Work instruction: For the records below, print every one exactly, with nothing dropped.

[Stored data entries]
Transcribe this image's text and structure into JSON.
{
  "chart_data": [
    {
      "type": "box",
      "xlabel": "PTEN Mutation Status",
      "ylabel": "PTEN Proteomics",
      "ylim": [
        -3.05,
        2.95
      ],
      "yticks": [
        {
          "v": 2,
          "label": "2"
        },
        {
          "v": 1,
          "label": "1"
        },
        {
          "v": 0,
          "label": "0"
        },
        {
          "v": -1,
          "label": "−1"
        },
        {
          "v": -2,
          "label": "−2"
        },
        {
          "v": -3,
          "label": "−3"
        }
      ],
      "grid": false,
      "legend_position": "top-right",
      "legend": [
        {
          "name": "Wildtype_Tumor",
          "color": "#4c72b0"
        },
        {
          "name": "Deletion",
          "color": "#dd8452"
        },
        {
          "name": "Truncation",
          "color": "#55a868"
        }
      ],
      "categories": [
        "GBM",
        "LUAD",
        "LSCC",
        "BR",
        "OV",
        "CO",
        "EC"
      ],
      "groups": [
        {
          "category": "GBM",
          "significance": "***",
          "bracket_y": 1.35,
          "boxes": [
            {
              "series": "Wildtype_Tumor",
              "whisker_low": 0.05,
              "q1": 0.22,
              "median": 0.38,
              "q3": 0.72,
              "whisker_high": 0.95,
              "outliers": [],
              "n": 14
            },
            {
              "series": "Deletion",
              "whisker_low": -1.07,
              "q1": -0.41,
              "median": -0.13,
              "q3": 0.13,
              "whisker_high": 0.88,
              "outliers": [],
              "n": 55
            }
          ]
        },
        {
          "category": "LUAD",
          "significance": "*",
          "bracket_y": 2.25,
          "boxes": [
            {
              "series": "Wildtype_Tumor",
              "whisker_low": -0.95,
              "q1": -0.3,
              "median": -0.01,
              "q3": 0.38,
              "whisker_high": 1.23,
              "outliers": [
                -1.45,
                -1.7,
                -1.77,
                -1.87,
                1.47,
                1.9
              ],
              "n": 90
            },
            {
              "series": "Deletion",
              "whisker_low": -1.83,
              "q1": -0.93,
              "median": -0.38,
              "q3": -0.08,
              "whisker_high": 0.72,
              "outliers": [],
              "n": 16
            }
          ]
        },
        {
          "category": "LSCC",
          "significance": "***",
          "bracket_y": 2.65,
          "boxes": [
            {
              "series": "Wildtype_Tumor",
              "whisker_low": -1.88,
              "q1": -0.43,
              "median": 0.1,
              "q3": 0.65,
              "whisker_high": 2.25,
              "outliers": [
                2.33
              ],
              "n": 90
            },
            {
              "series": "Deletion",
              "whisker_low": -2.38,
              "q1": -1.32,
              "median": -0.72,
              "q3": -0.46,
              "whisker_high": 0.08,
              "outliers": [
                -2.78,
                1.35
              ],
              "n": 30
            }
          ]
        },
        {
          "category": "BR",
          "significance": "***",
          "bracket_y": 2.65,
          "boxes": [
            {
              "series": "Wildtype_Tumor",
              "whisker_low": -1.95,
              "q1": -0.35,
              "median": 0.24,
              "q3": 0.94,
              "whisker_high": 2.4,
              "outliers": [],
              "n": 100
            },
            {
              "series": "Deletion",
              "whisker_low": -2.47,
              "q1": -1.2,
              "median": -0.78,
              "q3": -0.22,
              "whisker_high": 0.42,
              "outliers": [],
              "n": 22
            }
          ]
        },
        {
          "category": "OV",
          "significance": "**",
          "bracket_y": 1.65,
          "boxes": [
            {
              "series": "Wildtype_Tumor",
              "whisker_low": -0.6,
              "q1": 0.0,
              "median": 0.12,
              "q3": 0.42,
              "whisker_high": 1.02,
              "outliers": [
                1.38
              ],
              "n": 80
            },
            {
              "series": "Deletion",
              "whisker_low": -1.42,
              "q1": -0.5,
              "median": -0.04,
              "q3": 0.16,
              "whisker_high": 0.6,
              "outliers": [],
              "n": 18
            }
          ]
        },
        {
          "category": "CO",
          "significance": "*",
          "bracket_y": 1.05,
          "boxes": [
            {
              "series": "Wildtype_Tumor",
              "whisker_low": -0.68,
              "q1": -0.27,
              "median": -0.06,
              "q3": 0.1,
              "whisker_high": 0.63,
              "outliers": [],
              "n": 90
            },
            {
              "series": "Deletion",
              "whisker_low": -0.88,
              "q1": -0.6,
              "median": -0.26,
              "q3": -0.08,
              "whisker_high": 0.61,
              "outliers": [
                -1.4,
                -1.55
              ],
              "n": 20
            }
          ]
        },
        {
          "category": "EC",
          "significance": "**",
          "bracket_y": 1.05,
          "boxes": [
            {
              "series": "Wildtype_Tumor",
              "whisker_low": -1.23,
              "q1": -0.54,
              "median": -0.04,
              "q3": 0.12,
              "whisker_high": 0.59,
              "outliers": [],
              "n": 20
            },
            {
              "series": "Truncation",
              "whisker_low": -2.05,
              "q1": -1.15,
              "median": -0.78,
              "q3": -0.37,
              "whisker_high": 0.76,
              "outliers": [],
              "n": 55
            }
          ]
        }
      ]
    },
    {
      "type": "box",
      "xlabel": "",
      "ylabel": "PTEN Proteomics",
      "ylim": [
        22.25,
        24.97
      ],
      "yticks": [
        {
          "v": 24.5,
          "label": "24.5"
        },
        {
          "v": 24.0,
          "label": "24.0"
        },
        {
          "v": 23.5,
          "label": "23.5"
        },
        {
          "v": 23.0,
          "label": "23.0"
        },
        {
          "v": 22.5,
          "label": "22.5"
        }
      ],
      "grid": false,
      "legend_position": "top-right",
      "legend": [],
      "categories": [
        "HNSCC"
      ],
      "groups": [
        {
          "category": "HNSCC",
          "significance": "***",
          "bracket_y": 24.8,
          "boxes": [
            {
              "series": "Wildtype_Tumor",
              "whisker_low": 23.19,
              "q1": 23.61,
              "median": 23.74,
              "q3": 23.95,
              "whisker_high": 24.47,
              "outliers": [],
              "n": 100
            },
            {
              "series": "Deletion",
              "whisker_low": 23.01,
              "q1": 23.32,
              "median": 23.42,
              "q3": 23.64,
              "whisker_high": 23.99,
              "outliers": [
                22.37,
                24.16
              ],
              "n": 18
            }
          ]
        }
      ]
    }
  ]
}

Answer to this problem:
Transcribe this image's text and structure into JSON.
{
  "chart_data": [
    {
      "type": "box",
      "xlabel": "PTEN Mutation Status",
      "ylabel": "PTEN Proteomics",
      "ylim": [
        -3.05,
        2.95
      ],
      "yticks": [
        {
          "v": 2,
          "label": "2"
        },
        {
          "v": 1,
          "label": "1"
        },
        {
          "v": 0,
          "label": "0"
        },
        {
          "v": -1,
          "label": "−1"
        },
        {
          "v": -2,
          "label": "−2"
        },
        {
          "v": -3,
          "label": "−3"
        }
      ],
      "grid": false,
      "legend_position": "top-right",
      "legend": [
        {
          "name": "Wildtype_Tumor",
          "color": "#4c72b0"
        },
        {
          "name": "Deletion",
          "color": "#dd8452"
        },
        {
          "name": "Truncation",
          "color": "#55a868"
        }
      ],
      "categories": [
        "GBM",
        "LUAD",
        "LSCC",
        "BR",
        "OV",
        "CO",
        "EC"
      ],
      "groups": [
        {
          "category": "GBM",
          "significance": "***",
          "bracket_y": 1.35,
          "boxes": [
            {
              "series": "Wildtype_Tumor",
              "whisker_low": 0.05,
              "q1": 0.22,
              "median": 0.38,
              "q3": 0.72,
              "whisker_high": 0.95,
              "outliers": [],
              "n": 14
            },
            {
              "series": "Deletion",
              "whisker_low": -1.07,
              "q1": -0.41,
              "median": -0.13,
              "q3": 0.13,
              "whisker_high": 0.88,
              "outliers": [],
              "n": 55
            }
          ]
        },
        {
          "category": "LUAD",
          "significance": "*",
          "bracket_y": 2.25,
          "boxes": [
            {
              "series": "Wildtype_Tumor",
              "whisker_low": -0.95,
              "q1": -0.3,
              "median": -0.01,
              "q3": 0.38,
              "whisker_high": 1.23,
              "outliers": [
                -1.45,
                -1.7,
                -1.77,
                -1.87,
                1.47,
                1.9
              ],
              "n": 90
            },
            {
              "series": "Deletion",
              "whisker_low": -1.83,
              "q1": -0.93,
              "median": -0.38,
              "q3": -0.08,
              "whisker_high": 0.72,
              "outliers": [],
              "n": 16
            }
          ]
        },
        {
          "category": "LSCC",
          "significance": "***",
          "bracket_y": 2.65,
          "boxes": [
            {
              "series": "Wildtype_Tumor",
              "whisker_low": -1.88,
              "q1": -0.43,
              "median": 0.1,
              "q3": 0.65,
              "whisker_high": 2.25,
              "outliers": [
                2.33
              ],
              "n": 90
            },
            {
              "series": "Deletion",
              "whisker_low": -2.38,
              "q1": -1.32,
              "median": -0.72,
              "q3": -0.46,
              "whisker_high": 0.08,
              "outliers": [
                -2.78,
                1.35
              ],
              "n": 30
            }
          ]
        },
        {
          "category": "BR",
          "significance": "***",
          "bracket_y": 2.65,
          "boxes": [
            {
              "series": "Wildtype_Tumor",
              "whisker_low": -1.95,
              "q1": -0.35,
              "median": 0.24,
              "q3": 0.94,
              "whisker_high": 2.4,
              "outliers": [],
              "n": 100
            },
            {
              "series": "Deletion",
              "whisker_low": -2.47,
              "q1": -1.2,
              "median": -0.78,
              "q3": -0.22,
              "whisker_high": 0.42,
              "outliers": [],
              "n": 22
            }
          ]
        },
        {
          "category": "OV",
          "significance": "**",
          "bracket_y": 1.65,
          "boxes": [
            {
              "series": "Wildtype_Tumor",
              "whisker_low": -0.6,
              "q1": 0.0,
              "median": 0.12,
              "q3": 0.42,
              "whisker_high": 1.02,
              "outliers": [
                1.38
              ],
              "n": 80
            },
            {
              "series": "Deletion",
              "whisker_low": -1.42,
              "q1": -0.5,
              "median": -0.04,
              "q3": 0.16,
              "whisker_high": 0.6,
              "outliers": [],
              "n": 18
            }
          ]
        },
        {
          "category": "CO",
          "significance": "*",
          "bracket_y": 1.05,
          "boxes": [
            {
              "series": "Wildtype_Tumor",
              "whisker_low": -0.68,
              "q1": -0.27,
              "median": -0.06,
              "q3": 0.1,
              "whisker_high": 0.63,
              "outliers": [],
              "n": 90
            },
            {
              "series": "Deletion",
              "whisker_low": -0.88,
              "q1": -0.6,
              "median": -0.26,
              "q3": -0.08,
              "whisker_high": 0.61,
              "outliers": [
                -1.4,
                -1.55
              ],
              "n": 20
            }
          ]
        },
        {
          "category": "EC",
          "significance": "**",
          "bracket_y": 1.05,
          "boxes": [
            {
              "series": "Wildtype_Tumor",
              "whisker_low": -1.23,
              "q1": -0.54,
              "median": -0.04,
              "q3": 0.12,
              "whisker_high": 0.59,
              "outliers": [],
              "n": 20
            },
            {
              "series": "Truncation",
              "whisker_low": -2.05,
              "q1": -1.15,
              "median": -0.78,
              "q3": -0.37,
              "whisker_high": 0.76,
              "outliers": [],
              "n": 55
            }
          ]
        }
      ]
    },
    {
      "type": "box",
      "xlabel": "",
      "ylabel": "PTEN Proteomics",
      "ylim": [
        22.25,
        24.97
      ],
      "yticks": [
        {
          "v": 24.5,
          "label": "24.5"
        },
        {
          "v": 24.0,
          "label": "24.0"
        },
        {
          "v": 23.5,
          "label": "23.5"
        },
        {
          "v": 23.0,
          "label": "23.0"
        },
        {
          "v": 22.5,
          "label": "22.5"
        }
      ],
      "grid": false,
      "legend_position": "top-right",
      "legend": [],
      "categories": [
        "HNSCC"
      ],
      "groups": [
        {
          "category": "HNSCC",
          "significance": "***",
          "bracket_y": 24.8,
          "boxes": [
            {
              "series": "Wildtype_Tumor",
              "whisker_low": 23.19,
              "q1": 23.61,
              "median": 23.74,
              "q3": 23.95,
              "whisker_high": 24.47,
              "outliers": [],
              "n": 100
            },
            {
              "series": "Deletion",
              "whisker_low": 23.01,
              "q1": 23.32,
              "median": 23.42,
              "q3": 23.64,
              "whisker_high": 23.99,
              "outliers": [
                22.37,
                24.16
              ],
              "n": 18
            }
          ]
        }
      ]
    }
  ]
}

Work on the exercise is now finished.